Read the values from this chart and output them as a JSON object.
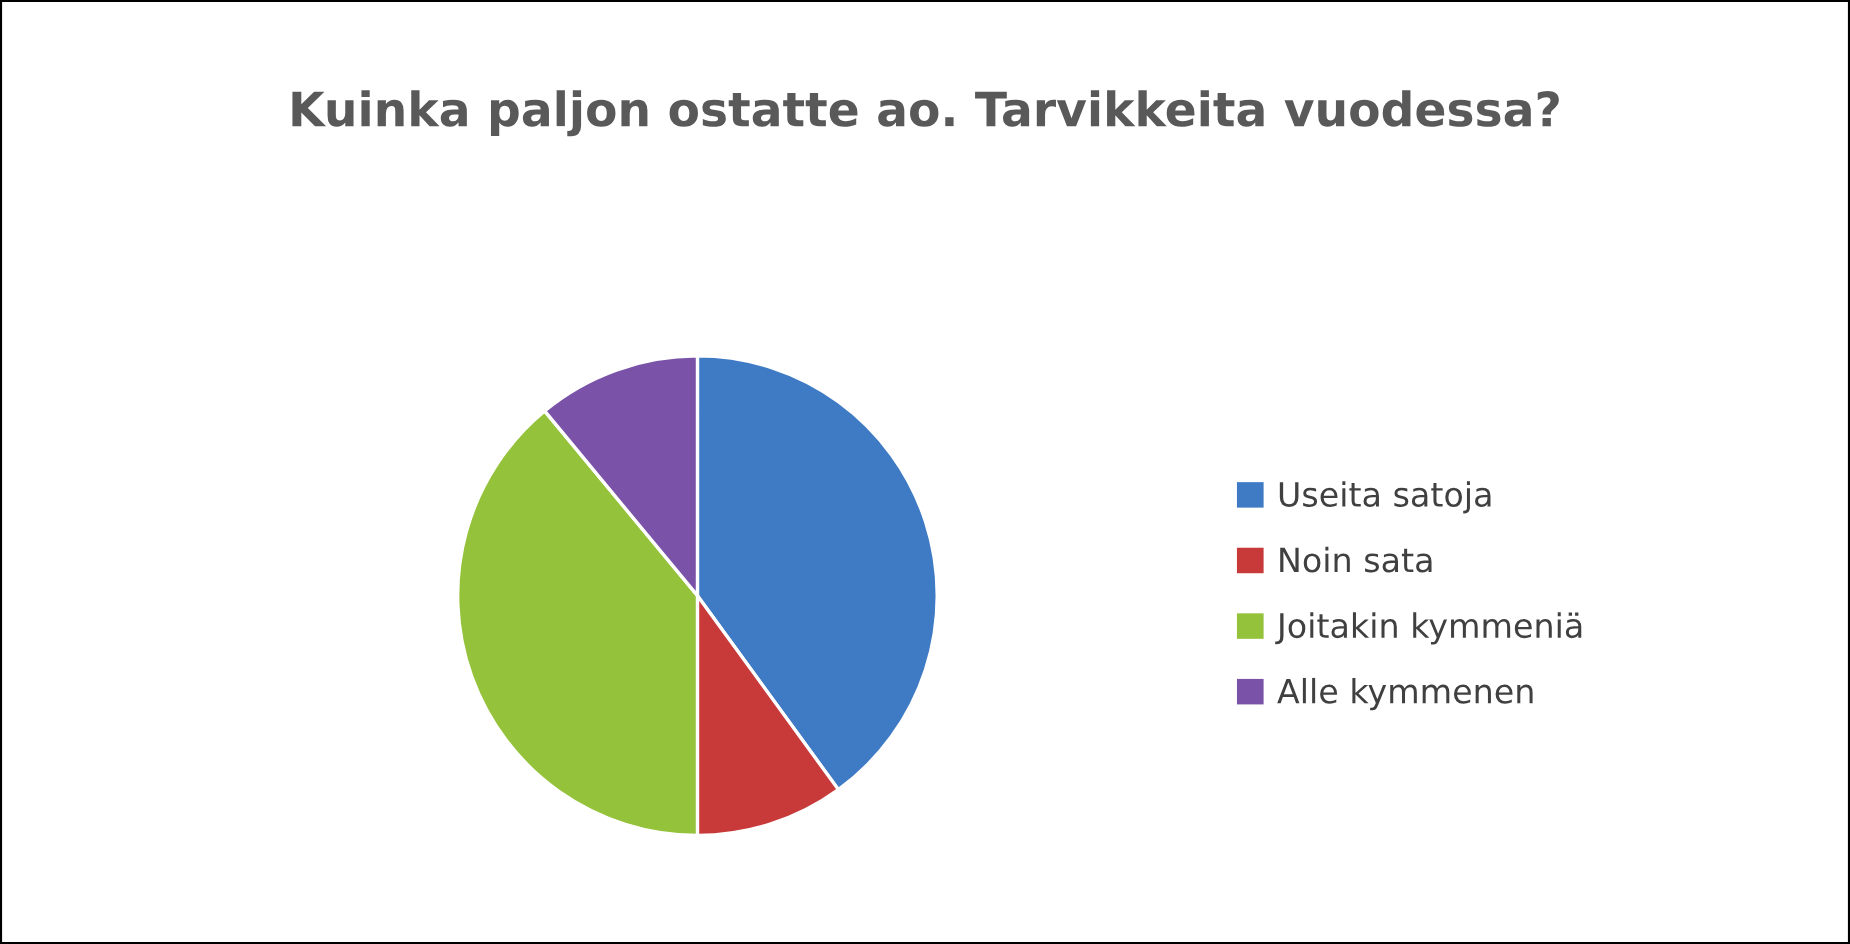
{
  "chart_data": {
    "type": "pie",
    "title": "Kuinka paljon ostatte ao. Tarvikkeita vuodessa?",
    "categories": [
      "Useita satoja",
      "Noin sata",
      "Joitakin kymmeniä",
      "Alle kymmenen"
    ],
    "values": [
      40,
      10,
      39,
      11
    ],
    "colors": [
      "#3f7bc4",
      "#c8393a",
      "#94c23a",
      "#7a53a8"
    ],
    "legend": "right"
  }
}
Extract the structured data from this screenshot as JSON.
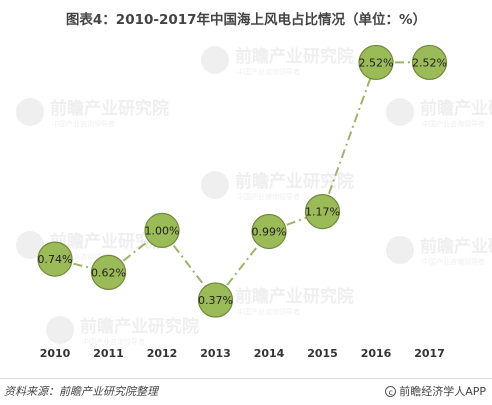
{
  "chart_data": {
    "type": "line",
    "title": "图表4：2010-2017年中国海上风电占比情况（单位：%）",
    "categories": [
      "2010",
      "2011",
      "2012",
      "2013",
      "2014",
      "2015",
      "2016",
      "2017"
    ],
    "series": [
      {
        "values": [
          0.74,
          0.62,
          1.0,
          0.37,
          0.99,
          1.17,
          2.52,
          2.52
        ],
        "labels": [
          "0.74%",
          "0.62%",
          "1.00%",
          "0.37%",
          "0.99%",
          "1.17%",
          "2.52%",
          "2.52%"
        ]
      }
    ],
    "line_style": "dash-dot",
    "line_color": "#9bb56a",
    "marker_color": "#9bbb59",
    "marker_border": "#6f8a3a",
    "grid": false,
    "legend": "none"
  },
  "watermark": {
    "brand": "前瞻产业研究院",
    "sub": "中国产业咨询领导者"
  },
  "footer": {
    "source": "资料来源：前瞻产业研究院整理",
    "brand": "前瞻经济学人APP",
    "copyright_symbol": "c"
  }
}
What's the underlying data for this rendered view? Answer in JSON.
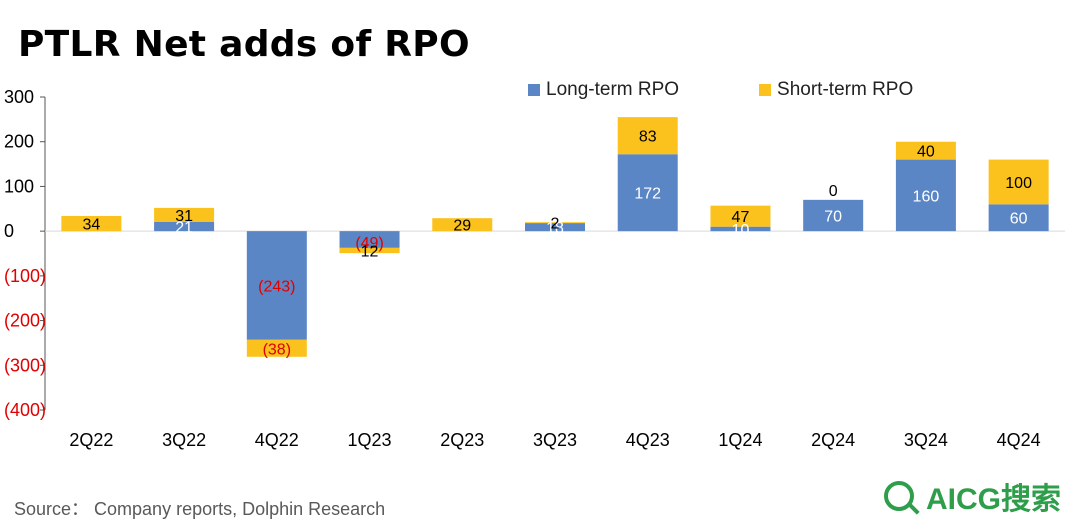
{
  "title": "PTLR Net adds of RPO",
  "source": "Source： Company reports, Dolphin Research",
  "watermark": "Dolphin Research",
  "brand": "AICG搜索",
  "colors": {
    "long_term": "#5b86c6",
    "short_term": "#fbc21e",
    "negative_label": "#e00000",
    "axis": "#555555"
  },
  "chart_data": {
    "type": "bar",
    "stacked": true,
    "title": "PTLR Net adds of RPO",
    "categories": [
      "2Q22",
      "3Q22",
      "4Q22",
      "1Q23",
      "2Q23",
      "3Q23",
      "4Q23",
      "1Q24",
      "2Q24",
      "3Q24",
      "4Q24"
    ],
    "series": [
      {
        "name": "Long-term RPO",
        "values": [
          0,
          21,
          -243,
          -49,
          0,
          18,
          172,
          10,
          70,
          160,
          60
        ]
      },
      {
        "name": "Short-term RPO",
        "values": [
          34,
          31,
          -38,
          12,
          29,
          2,
          83,
          47,
          0,
          40,
          100
        ]
      }
    ],
    "data_labels": {
      "long_term": [
        "",
        "21",
        "(243)",
        "(49)",
        "",
        "18",
        "172",
        "10",
        "70",
        "160",
        "60"
      ],
      "short_term": [
        "34",
        "31",
        "(38)",
        "12",
        "29",
        "2",
        "83",
        "47",
        "0",
        "40",
        "100"
      ]
    },
    "y_ticks": [
      "300",
      "200",
      "100",
      "0",
      "(100)",
      "(200)",
      "(300)",
      "(400)"
    ],
    "y_tick_values": [
      300,
      200,
      100,
      0,
      -100,
      -200,
      -300,
      -400
    ],
    "ylim": [
      -400,
      300
    ],
    "legend": "top-right",
    "grid": false
  }
}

• _What is being asked_: Restate each entry word for word, leaving out any pictures.

• _Completed exercise_:
Read the values from this chart and output them as a JSON object.
{
  "chart_data": {
    "type": "pie",
    "title": "Kuinka paljon ostatte ao. Tarvikkeita vuodessa?",
    "categories": [
      "Useita satoja",
      "Noin sata",
      "Joitakin kymmeniä",
      "Alle kymmenen"
    ],
    "values": [
      40,
      10,
      39,
      11
    ],
    "colors": [
      "#3f7bc4",
      "#c8393a",
      "#94c23a",
      "#7a53a8"
    ],
    "legend": "right"
  }
}
Extract the structured data from this screenshot as JSON.
{
  "chart_data": {
    "type": "line",
    "title": "图表4：2010-2017年中国海上风电占比情况（单位：%）",
    "categories": [
      "2010",
      "2011",
      "2012",
      "2013",
      "2014",
      "2015",
      "2016",
      "2017"
    ],
    "series": [
      {
        "values": [
          0.74,
          0.62,
          1.0,
          0.37,
          0.99,
          1.17,
          2.52,
          2.52
        ],
        "labels": [
          "0.74%",
          "0.62%",
          "1.00%",
          "0.37%",
          "0.99%",
          "1.17%",
          "2.52%",
          "2.52%"
        ]
      }
    ],
    "line_style": "dash-dot",
    "line_color": "#9bb56a",
    "marker_color": "#9bbb59",
    "marker_border": "#6f8a3a",
    "grid": false,
    "legend": "none"
  },
  "watermark": {
    "brand": "前瞻产业研究院",
    "sub": "中国产业咨询领导者"
  },
  "footer": {
    "source": "资料来源：前瞻产业研究院整理",
    "brand": "前瞻经济学人APP",
    "copyright_symbol": "c"
  }
}
What's the underlying data for this rendered view? Answer in JSON.
{
  "title": "PTLR Net adds of RPO",
  "source": "Source： Company reports, Dolphin Research",
  "watermark": "Dolphin Research",
  "brand": "AICG搜索",
  "colors": {
    "long_term": "#5b86c6",
    "short_term": "#fbc21e",
    "negative_label": "#e00000",
    "axis": "#555555"
  },
  "chart_data": {
    "type": "bar",
    "stacked": true,
    "title": "PTLR Net adds of RPO",
    "categories": [
      "2Q22",
      "3Q22",
      "4Q22",
      "1Q23",
      "2Q23",
      "3Q23",
      "4Q23",
      "1Q24",
      "2Q24",
      "3Q24",
      "4Q24"
    ],
    "series": [
      {
        "name": "Long-term RPO",
        "values": [
          0,
          21,
          -243,
          -49,
          0,
          18,
          172,
          10,
          70,
          160,
          60
        ]
      },
      {
        "name": "Short-term RPO",
        "values": [
          34,
          31,
          -38,
          12,
          29,
          2,
          83,
          47,
          0,
          40,
          100
        ]
      }
    ],
    "data_labels": {
      "long_term": [
        "",
        "21",
        "(243)",
        "(49)",
        "",
        "18",
        "172",
        "10",
        "70",
        "160",
        "60"
      ],
      "short_term": [
        "34",
        "31",
        "(38)",
        "12",
        "29",
        "2",
        "83",
        "47",
        "0",
        "40",
        "100"
      ]
    },
    "y_ticks": [
      "300",
      "200",
      "100",
      "0",
      "(100)",
      "(200)",
      "(300)",
      "(400)"
    ],
    "y_tick_values": [
      300,
      200,
      100,
      0,
      -100,
      -200,
      -300,
      -400
    ],
    "ylim": [
      -400,
      300
    ],
    "legend": "top-right",
    "grid": false
  }
}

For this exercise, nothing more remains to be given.